### Task brief
Extract the lines that hold the string "Stuhlalm".
□ □ □ □
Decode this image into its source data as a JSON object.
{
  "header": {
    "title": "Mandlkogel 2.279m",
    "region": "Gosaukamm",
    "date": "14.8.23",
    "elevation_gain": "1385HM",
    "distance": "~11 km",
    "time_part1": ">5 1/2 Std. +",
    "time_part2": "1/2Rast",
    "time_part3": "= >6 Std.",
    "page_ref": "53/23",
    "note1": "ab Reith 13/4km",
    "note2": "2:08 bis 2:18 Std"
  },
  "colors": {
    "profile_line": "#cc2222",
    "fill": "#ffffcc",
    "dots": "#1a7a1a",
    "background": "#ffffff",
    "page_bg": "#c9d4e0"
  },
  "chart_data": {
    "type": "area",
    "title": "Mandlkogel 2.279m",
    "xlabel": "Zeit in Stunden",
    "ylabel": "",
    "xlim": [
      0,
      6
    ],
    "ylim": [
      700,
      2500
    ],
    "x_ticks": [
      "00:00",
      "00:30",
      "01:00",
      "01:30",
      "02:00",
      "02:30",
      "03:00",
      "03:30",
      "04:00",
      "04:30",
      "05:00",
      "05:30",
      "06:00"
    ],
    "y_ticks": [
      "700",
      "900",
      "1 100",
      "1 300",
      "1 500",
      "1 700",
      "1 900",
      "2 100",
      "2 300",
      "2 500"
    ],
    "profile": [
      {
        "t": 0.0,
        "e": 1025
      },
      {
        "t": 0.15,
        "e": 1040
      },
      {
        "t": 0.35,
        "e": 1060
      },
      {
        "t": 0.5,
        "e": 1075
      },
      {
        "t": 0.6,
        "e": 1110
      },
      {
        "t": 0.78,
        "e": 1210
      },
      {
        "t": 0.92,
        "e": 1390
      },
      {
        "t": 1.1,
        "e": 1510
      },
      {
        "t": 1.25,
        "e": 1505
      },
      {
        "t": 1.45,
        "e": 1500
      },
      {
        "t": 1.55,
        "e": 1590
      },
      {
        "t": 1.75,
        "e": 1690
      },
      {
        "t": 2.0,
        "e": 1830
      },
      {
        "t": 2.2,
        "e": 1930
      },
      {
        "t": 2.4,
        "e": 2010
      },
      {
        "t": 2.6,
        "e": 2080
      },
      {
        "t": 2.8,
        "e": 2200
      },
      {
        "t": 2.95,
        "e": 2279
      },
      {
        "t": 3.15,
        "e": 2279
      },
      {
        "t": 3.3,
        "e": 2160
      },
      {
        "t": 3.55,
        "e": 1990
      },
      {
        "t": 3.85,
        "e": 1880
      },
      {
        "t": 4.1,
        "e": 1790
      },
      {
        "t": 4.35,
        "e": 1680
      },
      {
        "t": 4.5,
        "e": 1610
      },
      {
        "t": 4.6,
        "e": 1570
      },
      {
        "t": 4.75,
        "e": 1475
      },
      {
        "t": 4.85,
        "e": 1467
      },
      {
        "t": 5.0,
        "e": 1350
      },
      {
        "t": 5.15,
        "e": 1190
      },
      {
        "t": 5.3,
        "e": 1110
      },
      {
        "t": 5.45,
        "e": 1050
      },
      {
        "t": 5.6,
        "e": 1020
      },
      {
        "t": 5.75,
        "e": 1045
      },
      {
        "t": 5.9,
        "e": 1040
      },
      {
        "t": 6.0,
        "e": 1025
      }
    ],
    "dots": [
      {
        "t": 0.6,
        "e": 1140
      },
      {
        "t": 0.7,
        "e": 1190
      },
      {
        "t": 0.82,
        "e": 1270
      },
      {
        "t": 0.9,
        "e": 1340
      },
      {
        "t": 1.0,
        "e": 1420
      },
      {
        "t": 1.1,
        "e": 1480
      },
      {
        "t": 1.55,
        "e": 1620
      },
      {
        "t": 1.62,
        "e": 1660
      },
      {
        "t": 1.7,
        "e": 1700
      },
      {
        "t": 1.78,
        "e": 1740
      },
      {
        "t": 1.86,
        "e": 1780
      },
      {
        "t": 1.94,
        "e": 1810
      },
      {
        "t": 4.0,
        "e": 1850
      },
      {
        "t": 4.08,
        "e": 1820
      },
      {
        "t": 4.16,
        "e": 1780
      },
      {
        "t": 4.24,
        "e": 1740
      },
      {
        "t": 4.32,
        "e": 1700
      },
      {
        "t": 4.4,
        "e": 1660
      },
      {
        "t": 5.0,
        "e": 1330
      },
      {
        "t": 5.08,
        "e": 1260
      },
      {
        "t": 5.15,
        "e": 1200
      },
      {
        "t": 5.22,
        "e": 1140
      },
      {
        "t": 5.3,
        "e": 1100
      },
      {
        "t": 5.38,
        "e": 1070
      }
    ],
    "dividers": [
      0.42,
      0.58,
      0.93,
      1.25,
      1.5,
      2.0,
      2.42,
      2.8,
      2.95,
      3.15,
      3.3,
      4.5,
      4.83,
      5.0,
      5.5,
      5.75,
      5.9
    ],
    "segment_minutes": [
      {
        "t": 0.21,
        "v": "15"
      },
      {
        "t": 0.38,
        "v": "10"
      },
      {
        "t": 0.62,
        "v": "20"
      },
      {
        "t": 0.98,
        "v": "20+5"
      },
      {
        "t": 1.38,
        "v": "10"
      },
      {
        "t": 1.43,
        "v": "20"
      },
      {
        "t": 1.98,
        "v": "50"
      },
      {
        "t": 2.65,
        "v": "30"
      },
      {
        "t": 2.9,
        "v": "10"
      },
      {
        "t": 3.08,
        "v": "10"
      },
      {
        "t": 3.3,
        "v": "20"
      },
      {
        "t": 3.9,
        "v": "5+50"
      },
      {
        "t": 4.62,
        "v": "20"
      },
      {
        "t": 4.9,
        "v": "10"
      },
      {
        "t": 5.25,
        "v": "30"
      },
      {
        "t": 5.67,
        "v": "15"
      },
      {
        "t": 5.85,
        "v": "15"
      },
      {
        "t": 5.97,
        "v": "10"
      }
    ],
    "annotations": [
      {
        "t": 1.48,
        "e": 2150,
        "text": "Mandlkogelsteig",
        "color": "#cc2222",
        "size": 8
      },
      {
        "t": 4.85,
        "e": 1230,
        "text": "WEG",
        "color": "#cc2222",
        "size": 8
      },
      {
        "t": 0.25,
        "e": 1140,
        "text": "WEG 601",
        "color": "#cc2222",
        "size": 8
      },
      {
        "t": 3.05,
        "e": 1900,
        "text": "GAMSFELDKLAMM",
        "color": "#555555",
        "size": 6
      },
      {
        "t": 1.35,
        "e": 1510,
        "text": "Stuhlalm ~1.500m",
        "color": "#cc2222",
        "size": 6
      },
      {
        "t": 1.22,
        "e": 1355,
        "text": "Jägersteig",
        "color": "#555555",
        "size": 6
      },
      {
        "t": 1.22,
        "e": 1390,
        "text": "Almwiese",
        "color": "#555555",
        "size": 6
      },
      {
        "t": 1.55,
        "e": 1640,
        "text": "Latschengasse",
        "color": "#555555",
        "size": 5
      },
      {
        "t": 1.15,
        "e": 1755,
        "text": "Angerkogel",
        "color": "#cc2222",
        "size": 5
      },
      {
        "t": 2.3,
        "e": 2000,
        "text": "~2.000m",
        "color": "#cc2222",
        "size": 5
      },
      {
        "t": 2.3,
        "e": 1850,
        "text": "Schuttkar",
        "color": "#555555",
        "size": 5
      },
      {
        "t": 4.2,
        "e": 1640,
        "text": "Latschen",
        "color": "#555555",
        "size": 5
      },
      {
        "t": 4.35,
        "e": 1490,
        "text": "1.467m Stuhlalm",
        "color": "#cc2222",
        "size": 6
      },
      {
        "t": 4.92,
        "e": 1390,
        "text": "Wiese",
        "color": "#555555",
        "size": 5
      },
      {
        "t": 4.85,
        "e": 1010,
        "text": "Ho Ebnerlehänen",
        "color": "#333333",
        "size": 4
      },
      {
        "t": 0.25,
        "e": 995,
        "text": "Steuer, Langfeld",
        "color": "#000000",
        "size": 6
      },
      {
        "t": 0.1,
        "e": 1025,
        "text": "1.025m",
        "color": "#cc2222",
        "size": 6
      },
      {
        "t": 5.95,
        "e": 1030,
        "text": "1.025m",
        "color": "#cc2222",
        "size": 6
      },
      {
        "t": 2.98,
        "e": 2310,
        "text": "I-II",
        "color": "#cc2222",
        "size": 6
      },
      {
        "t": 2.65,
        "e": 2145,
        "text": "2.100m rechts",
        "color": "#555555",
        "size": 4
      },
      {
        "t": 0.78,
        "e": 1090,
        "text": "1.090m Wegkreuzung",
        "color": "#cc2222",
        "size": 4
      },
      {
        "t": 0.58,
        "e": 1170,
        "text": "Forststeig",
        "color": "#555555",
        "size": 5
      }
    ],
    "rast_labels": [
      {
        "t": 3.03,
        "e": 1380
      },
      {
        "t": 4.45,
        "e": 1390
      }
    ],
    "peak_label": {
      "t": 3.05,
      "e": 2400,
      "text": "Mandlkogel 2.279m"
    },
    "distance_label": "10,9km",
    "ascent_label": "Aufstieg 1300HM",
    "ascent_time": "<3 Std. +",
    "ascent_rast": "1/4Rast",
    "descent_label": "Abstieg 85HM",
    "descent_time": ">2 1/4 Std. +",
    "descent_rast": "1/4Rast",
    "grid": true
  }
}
□ □ □ □
### Answer for the task
        "text": "Stuhlalm ~1.500m",
        "text": "1.467m Stuhlalm",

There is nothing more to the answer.